* begin Data provided *

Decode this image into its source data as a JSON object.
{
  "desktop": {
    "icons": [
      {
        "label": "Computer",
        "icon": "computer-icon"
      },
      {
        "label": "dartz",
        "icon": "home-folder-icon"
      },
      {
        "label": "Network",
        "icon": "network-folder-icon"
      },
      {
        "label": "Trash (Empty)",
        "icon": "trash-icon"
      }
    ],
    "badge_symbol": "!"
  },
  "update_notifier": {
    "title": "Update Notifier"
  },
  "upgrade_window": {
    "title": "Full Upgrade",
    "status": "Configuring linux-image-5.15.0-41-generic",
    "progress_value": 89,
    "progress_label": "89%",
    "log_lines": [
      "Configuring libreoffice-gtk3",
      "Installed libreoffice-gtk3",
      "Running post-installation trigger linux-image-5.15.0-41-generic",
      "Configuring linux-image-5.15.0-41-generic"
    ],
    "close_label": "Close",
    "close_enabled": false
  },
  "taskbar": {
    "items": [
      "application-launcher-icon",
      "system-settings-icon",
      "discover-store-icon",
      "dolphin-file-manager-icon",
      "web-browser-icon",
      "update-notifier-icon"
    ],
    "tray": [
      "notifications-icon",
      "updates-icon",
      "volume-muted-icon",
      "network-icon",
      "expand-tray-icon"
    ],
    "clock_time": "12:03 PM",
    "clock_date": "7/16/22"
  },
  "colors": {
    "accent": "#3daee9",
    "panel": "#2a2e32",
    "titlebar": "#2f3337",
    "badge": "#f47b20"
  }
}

* end Data provided *

Exercise requirements:
Your task is to print the whole listing again exactly.

Written answer:
Decode this image into its source data as a JSON object.
{
  "desktop": {
    "icons": [
      {
        "label": "Computer",
        "icon": "computer-icon"
      },
      {
        "label": "dartz",
        "icon": "home-folder-icon"
      },
      {
        "label": "Network",
        "icon": "network-folder-icon"
      },
      {
        "label": "Trash (Empty)",
        "icon": "trash-icon"
      }
    ],
    "badge_symbol": "!"
  },
  "update_notifier": {
    "title": "Update Notifier"
  },
  "upgrade_window": {
    "title": "Full Upgrade",
    "status": "Configuring linux-image-5.15.0-41-generic",
    "progress_value": 89,
    "progress_label": "89%",
    "log_lines": [
      "Configuring libreoffice-gtk3",
      "Installed libreoffice-gtk3",
      "Running post-installation trigger linux-image-5.15.0-41-generic",
      "Configuring linux-image-5.15.0-41-generic"
    ],
    "close_label": "Close",
    "close_enabled": false
  },
  "taskbar": {
    "items": [
      "application-launcher-icon",
      "system-settings-icon",
      "discover-store-icon",
      "dolphin-file-manager-icon",
      "web-browser-icon",
      "update-notifier-icon"
    ],
    "tray": [
      "notifications-icon",
      "updates-icon",
      "volume-muted-icon",
      "network-icon",
      "expand-tray-icon"
    ],
    "clock_time": "12:03 PM",
    "clock_date": "7/16/22"
  },
  "colors": {
    "accent": "#3daee9",
    "panel": "#2a2e32",
    "titlebar": "#2f3337",
    "badge": "#f47b20"
  }
}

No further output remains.